_What the task asks:_ Extract every line where the string "color" appears.

== Material provided ==

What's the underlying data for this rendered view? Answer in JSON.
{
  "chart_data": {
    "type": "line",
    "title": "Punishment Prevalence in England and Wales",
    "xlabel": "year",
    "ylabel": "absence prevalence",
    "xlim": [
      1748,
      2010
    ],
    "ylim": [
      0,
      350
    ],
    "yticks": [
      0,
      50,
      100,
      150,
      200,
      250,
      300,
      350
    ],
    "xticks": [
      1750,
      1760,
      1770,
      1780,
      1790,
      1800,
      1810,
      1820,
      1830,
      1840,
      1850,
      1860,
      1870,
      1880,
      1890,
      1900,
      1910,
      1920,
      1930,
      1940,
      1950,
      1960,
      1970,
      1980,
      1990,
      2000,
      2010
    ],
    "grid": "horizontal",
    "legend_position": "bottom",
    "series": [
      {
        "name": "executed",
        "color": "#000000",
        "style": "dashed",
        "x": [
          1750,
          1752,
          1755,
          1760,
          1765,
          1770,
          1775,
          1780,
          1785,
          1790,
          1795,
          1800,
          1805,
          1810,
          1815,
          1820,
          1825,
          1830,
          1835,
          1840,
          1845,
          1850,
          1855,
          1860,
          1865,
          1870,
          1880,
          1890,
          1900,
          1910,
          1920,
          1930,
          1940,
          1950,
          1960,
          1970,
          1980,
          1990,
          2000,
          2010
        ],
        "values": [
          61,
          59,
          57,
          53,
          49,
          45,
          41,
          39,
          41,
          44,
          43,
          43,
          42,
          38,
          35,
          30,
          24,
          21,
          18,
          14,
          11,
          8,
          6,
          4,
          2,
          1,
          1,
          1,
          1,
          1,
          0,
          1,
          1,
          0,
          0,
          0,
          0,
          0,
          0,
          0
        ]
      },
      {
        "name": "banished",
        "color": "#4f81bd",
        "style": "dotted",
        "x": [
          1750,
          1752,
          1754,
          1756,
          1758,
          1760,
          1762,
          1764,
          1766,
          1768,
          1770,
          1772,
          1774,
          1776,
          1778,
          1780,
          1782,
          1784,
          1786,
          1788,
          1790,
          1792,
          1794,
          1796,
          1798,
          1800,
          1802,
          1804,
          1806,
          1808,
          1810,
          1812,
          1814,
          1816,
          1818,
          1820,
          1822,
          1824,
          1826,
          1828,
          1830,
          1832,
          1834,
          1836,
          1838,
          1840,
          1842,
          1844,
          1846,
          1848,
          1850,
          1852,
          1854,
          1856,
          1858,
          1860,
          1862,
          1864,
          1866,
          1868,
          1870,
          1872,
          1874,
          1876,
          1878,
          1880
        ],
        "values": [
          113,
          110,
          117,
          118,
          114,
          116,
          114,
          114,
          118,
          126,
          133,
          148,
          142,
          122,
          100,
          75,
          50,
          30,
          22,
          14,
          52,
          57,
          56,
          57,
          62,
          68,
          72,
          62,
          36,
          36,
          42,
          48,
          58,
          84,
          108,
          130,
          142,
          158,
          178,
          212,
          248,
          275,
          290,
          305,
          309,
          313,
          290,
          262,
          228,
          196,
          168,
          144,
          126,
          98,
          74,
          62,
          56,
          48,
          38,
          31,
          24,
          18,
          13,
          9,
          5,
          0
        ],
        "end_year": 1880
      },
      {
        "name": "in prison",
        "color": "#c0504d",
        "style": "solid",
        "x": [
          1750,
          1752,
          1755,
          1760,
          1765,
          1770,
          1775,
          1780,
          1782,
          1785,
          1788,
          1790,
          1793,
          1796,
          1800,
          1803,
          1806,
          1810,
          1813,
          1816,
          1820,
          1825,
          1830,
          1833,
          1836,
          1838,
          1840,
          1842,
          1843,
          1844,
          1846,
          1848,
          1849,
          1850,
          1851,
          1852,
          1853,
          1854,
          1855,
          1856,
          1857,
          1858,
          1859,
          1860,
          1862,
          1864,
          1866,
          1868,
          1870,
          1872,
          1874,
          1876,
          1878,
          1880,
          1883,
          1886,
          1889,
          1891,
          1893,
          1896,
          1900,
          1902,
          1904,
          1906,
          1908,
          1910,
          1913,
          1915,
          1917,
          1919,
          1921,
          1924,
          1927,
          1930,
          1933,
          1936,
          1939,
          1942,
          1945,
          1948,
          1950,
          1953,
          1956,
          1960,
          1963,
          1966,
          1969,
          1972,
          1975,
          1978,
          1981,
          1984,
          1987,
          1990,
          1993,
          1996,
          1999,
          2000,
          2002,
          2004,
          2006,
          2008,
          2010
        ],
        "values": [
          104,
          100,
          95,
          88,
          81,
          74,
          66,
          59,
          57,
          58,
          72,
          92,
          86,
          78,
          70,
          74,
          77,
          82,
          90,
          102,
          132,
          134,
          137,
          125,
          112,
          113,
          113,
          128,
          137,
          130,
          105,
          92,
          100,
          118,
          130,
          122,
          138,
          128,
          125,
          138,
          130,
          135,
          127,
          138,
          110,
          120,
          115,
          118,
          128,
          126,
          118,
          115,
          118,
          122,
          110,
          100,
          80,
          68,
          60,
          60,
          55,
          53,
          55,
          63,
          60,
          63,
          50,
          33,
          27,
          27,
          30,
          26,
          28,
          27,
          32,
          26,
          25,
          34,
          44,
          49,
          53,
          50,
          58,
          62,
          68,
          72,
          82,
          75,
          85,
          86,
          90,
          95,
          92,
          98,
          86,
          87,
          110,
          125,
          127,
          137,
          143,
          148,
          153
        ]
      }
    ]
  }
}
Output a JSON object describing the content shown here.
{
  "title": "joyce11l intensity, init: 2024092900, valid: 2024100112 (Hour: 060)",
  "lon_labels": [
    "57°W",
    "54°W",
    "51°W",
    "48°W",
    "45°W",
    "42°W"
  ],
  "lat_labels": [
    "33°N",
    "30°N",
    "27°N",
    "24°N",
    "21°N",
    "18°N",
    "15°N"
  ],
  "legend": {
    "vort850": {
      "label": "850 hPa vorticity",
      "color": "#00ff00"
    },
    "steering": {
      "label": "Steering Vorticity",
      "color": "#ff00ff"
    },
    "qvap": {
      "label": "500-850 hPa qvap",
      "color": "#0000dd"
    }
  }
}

===

_Exercise output:_
        "color": "#000000",
        "color": "#4f81bd",
        "color": "#c0504d",
      "color": "#00ff00"
      "color": "#ff00ff"
      "color": "#0000dd"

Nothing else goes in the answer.